> _Task brief_
Look through the material below. Copy each line that contains the string "value".

* * * * * * * * *

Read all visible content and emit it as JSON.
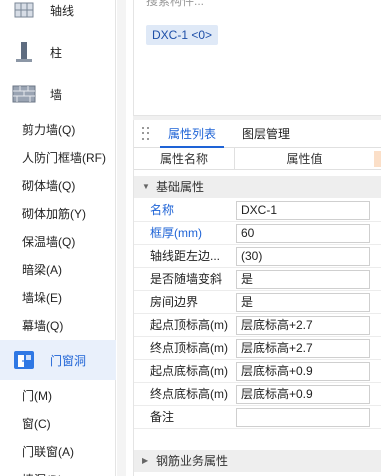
{
  "left_nav": {
    "categories": [
      {
        "label": "轴线",
        "icon": "axis-grid-icon"
      },
      {
        "label": "柱",
        "icon": "column-icon"
      },
      {
        "label": "墙",
        "icon": "brick-wall-icon"
      }
    ],
    "wall_items": [
      "剪力墙(Q)",
      "人防门框墙(RF)",
      "砌体墙(Q)",
      "砌体加筋(Y)",
      "保温墙(Q)",
      "暗梁(A)",
      "墙垛(E)",
      "幕墙(Q)"
    ],
    "active_category": {
      "label": "门窗洞",
      "icon": "door-window-icon"
    },
    "door_items": [
      "门(M)",
      "窗(C)",
      "门联窗(A)",
      "墙洞(D)"
    ]
  },
  "component_list": {
    "search_placeholder": "搜索构件...",
    "selected_chip": "DXC-1 <0>"
  },
  "properties": {
    "tabs": [
      "属性列表",
      "图层管理"
    ],
    "active_tab": 0,
    "columns": [
      "属性名称",
      "属性值"
    ],
    "groups": [
      {
        "label": "基础属性",
        "expanded": true,
        "rows": [
          {
            "name": "名称",
            "value": "DXC-1",
            "highlight": true
          },
          {
            "name": "框厚(mm)",
            "value": "60",
            "highlight": true
          },
          {
            "name": "轴线距左边...",
            "value": "(30)",
            "highlight": false
          },
          {
            "name": "是否随墙变斜",
            "value": "是",
            "highlight": false
          },
          {
            "name": "房间边界",
            "value": "是",
            "highlight": false
          },
          {
            "name": "起点顶标高(m)",
            "value": "层底标高+2.7",
            "highlight": false
          },
          {
            "name": "终点顶标高(m)",
            "value": "层底标高+2.7",
            "highlight": false
          },
          {
            "name": "起点底标高(m)",
            "value": "层底标高+0.9",
            "highlight": false
          },
          {
            "name": "终点底标高(m)",
            "value": "层底标高+0.9",
            "highlight": false
          },
          {
            "name": "备注",
            "value": "",
            "highlight": false
          }
        ]
      },
      {
        "label": "钢筋业务属性",
        "expanded": false,
        "rows": []
      }
    ]
  },
  "colors": {
    "accent": "#1e63d6",
    "active_bg": "#e9f0fb",
    "chip_bg": "#dfe9f7"
  }
}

* * * * * * * * *

> _Final result_
            "value": "DXC-1",
            "value": "60",
            "value": "(30)",
            "value": "是",
            "value": "是",
            "value": "层底标高+2.7",
            "value": "层底标高+2.7",
            "value": "层底标高+0.9",
            "value": "层底标高+0.9",
            "value": "",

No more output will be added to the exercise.